[WORK ORDER] From the entries, copy out every line in which the word "name" is found.

[Stored items]

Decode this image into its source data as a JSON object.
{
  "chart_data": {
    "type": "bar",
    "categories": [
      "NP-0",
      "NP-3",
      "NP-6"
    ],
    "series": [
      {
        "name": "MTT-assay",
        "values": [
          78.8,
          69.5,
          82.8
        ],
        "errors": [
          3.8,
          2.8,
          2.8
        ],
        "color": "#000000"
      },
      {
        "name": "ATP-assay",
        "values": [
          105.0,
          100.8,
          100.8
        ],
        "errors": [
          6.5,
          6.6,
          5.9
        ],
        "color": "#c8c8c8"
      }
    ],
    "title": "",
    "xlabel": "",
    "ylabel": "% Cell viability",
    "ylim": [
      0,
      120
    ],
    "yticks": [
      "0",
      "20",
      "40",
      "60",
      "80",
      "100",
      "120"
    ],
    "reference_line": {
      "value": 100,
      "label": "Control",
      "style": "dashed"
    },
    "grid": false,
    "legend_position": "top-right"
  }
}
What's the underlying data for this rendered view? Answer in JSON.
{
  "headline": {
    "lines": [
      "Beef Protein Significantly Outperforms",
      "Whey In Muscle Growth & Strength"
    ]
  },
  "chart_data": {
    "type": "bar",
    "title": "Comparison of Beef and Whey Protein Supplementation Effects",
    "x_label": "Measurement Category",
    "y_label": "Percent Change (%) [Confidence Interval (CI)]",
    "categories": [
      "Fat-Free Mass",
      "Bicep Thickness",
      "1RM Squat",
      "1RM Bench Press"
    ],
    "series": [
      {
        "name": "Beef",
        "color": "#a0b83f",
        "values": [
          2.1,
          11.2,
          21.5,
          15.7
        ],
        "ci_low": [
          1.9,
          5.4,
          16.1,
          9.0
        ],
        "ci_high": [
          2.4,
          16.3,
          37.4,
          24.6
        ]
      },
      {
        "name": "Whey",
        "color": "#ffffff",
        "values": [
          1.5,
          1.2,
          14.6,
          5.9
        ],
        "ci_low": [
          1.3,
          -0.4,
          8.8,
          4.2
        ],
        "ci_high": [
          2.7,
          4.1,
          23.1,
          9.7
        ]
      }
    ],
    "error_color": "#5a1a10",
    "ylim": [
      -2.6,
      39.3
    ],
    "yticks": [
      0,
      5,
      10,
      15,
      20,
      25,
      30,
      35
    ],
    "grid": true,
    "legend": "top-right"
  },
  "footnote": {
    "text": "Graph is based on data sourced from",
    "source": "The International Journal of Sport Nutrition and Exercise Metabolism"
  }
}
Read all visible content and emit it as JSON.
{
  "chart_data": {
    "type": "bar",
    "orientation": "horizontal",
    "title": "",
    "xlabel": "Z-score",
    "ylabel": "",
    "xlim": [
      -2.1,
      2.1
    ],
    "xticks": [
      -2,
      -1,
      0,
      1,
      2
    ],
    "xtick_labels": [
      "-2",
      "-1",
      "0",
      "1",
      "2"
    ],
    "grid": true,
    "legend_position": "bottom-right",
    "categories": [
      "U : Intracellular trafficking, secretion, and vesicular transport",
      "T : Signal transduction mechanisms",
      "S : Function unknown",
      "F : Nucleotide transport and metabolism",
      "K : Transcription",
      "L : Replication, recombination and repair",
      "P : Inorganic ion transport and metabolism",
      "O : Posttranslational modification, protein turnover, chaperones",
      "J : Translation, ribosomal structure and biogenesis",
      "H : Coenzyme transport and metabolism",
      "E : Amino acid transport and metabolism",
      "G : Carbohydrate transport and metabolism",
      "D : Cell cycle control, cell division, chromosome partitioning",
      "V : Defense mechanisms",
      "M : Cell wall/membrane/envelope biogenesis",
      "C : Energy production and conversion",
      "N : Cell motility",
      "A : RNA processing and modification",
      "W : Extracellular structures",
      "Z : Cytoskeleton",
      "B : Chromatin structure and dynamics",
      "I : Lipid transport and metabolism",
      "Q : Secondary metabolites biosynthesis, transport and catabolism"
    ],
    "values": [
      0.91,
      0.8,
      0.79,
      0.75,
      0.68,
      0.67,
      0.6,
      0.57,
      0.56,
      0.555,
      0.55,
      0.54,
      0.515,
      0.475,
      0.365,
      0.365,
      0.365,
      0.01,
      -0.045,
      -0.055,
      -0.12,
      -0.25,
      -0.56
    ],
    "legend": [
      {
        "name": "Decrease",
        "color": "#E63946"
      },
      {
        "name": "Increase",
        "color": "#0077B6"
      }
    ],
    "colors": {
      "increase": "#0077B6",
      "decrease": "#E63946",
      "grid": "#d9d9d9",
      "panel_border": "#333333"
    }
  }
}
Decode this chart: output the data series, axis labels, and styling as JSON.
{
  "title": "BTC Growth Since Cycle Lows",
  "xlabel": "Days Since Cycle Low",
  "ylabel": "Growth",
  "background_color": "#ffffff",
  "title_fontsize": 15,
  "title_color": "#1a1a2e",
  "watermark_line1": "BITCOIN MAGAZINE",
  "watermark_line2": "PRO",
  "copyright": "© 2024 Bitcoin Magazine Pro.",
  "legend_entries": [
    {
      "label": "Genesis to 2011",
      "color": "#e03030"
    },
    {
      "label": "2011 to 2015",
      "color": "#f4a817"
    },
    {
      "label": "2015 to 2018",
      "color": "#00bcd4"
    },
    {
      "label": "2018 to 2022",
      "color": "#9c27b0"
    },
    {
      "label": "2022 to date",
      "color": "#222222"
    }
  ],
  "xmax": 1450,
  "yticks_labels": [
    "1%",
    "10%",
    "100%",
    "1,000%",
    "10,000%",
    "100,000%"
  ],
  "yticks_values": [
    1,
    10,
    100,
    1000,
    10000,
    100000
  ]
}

[ANSWER TO THIS EXERCISE]
        "name": "MTT-assay",
        "name": "ATP-assay",
        "name": "Beef",
        "name": "Whey",
        "name": "Decrease",
        "name": "Increase",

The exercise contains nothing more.